*STATED PROBLEM*: Take the line that contains "Extract the structured" as the first line and the final line of the records as the last; return exactly those lines and the lines between.

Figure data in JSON
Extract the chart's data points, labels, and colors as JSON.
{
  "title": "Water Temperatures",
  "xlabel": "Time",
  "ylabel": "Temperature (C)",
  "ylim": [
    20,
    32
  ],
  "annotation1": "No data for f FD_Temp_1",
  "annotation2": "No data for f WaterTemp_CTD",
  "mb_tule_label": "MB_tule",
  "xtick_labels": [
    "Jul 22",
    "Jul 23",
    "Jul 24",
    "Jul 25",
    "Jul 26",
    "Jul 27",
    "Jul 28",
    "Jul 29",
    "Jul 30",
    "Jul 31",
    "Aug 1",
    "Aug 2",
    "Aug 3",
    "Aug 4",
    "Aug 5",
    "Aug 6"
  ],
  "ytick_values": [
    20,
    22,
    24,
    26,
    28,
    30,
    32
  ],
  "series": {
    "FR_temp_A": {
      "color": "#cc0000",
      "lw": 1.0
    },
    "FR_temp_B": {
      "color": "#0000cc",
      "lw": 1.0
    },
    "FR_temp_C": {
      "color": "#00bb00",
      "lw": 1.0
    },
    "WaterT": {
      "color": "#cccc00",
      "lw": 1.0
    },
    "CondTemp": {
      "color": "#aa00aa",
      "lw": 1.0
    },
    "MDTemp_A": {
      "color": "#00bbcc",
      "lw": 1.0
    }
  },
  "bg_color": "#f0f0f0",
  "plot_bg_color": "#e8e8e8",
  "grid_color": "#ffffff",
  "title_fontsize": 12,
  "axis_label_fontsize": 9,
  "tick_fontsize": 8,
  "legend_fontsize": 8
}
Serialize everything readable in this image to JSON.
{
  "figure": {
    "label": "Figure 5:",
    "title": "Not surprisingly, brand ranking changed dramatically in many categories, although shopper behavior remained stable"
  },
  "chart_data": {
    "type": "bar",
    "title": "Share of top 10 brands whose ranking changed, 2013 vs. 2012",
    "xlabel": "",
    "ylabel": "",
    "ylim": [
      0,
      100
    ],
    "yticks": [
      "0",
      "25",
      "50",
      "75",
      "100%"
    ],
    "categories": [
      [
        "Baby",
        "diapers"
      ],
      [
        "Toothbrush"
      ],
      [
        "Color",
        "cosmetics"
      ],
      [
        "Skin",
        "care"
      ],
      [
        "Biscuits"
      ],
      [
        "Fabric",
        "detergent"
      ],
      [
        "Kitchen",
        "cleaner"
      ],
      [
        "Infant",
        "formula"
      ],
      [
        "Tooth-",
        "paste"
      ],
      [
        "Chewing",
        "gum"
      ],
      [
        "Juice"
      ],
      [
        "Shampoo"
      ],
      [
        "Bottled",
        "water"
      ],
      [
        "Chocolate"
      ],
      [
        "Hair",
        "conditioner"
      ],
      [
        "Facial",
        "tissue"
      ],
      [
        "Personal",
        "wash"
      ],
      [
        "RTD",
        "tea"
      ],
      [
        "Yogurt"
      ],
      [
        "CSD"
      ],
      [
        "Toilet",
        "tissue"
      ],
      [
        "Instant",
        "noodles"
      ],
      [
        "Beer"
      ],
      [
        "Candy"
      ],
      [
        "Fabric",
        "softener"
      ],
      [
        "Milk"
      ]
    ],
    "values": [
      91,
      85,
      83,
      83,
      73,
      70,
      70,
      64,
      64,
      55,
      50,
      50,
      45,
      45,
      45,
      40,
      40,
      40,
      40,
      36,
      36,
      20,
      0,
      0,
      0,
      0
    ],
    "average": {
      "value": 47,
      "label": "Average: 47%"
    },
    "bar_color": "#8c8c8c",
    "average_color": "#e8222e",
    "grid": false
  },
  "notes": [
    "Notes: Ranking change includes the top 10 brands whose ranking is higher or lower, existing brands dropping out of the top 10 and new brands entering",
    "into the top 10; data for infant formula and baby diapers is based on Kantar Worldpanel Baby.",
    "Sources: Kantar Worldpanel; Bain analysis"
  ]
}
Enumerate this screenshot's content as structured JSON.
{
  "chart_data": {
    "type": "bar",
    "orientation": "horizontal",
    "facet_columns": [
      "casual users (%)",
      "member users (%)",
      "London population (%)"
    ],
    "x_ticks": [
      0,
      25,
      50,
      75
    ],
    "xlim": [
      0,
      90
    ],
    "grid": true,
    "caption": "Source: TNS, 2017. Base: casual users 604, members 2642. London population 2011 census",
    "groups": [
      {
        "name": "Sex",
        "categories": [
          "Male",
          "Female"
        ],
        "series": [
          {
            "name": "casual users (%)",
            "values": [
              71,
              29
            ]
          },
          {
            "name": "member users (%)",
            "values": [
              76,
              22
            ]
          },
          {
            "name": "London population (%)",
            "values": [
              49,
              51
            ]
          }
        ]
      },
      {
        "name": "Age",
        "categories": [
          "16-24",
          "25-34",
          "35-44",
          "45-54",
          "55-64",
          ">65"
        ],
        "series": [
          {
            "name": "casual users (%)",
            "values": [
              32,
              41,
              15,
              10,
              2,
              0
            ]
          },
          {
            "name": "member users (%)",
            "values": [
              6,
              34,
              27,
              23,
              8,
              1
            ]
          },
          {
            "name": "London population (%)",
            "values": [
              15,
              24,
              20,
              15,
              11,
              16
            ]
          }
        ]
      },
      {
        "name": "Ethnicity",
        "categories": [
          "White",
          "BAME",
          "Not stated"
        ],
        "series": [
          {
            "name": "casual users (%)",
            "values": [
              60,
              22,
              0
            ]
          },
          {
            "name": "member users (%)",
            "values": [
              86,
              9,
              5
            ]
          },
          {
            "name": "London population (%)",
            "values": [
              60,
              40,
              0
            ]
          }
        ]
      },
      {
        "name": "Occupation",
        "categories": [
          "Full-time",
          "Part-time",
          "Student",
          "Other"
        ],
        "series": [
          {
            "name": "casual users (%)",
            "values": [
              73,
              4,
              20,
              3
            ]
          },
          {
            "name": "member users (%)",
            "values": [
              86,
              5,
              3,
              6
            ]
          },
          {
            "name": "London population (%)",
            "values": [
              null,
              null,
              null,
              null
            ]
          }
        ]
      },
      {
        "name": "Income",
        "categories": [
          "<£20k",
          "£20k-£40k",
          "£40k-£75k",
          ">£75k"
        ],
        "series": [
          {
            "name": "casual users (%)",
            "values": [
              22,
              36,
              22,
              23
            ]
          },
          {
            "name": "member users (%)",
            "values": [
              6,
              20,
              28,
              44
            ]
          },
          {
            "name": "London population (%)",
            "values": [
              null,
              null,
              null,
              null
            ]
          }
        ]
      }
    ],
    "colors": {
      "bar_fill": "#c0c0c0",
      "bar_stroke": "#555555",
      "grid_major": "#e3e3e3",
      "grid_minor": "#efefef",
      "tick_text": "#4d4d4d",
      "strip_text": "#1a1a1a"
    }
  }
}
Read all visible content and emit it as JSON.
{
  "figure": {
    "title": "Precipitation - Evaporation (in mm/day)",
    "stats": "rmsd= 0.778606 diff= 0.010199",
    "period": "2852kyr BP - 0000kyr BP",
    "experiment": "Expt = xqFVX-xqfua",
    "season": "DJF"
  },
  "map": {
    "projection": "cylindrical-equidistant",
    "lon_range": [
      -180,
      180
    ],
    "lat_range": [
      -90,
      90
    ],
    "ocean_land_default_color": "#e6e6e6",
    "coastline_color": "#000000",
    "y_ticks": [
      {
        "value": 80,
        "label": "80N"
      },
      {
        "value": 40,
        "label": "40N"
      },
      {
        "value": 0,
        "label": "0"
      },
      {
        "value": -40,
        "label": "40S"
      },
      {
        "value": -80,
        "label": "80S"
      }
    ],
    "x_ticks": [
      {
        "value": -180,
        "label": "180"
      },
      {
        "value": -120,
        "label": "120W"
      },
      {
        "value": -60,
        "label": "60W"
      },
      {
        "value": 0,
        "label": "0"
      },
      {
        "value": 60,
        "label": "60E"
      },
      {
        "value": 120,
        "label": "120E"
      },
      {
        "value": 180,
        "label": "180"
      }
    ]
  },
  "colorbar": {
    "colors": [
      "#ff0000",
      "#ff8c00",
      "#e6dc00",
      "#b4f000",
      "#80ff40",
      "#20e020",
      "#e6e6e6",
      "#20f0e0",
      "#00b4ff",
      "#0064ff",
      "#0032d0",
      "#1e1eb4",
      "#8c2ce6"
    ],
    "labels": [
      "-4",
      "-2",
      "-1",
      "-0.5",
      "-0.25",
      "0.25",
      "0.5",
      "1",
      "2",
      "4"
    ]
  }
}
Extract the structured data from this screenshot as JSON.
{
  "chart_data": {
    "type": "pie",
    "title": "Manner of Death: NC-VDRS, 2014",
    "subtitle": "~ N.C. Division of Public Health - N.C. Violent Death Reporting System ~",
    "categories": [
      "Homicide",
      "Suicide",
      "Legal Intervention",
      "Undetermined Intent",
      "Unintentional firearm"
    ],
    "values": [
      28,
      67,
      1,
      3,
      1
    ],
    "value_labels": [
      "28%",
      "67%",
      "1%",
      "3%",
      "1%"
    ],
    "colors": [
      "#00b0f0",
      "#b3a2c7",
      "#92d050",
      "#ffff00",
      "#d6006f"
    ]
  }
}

*RESPONSE TO THIS EXERCISE*:
Extract the structured data from this screenshot as JSON.
{
  "chart_data": {
    "type": "pie",
    "title": "Manner of Death: NC-VDRS, 2014",
    "subtitle": "~ N.C. Division of Public Health - N.C. Violent Death Reporting System ~",
    "categories": [
      "Homicide",
      "Suicide",
      "Legal Intervention",
      "Undetermined Intent",
      "Unintentional firearm"
    ],
    "values": [
      28,
      67,
      1,
      3,
      1
    ],
    "value_labels": [
      "28%",
      "67%",
      "1%",
      "3%",
      "1%"
    ],
    "colors": [
      "#00b0f0",
      "#b3a2c7",
      "#92d050",
      "#ffff00",
      "#d6006f"
    ]
  }
}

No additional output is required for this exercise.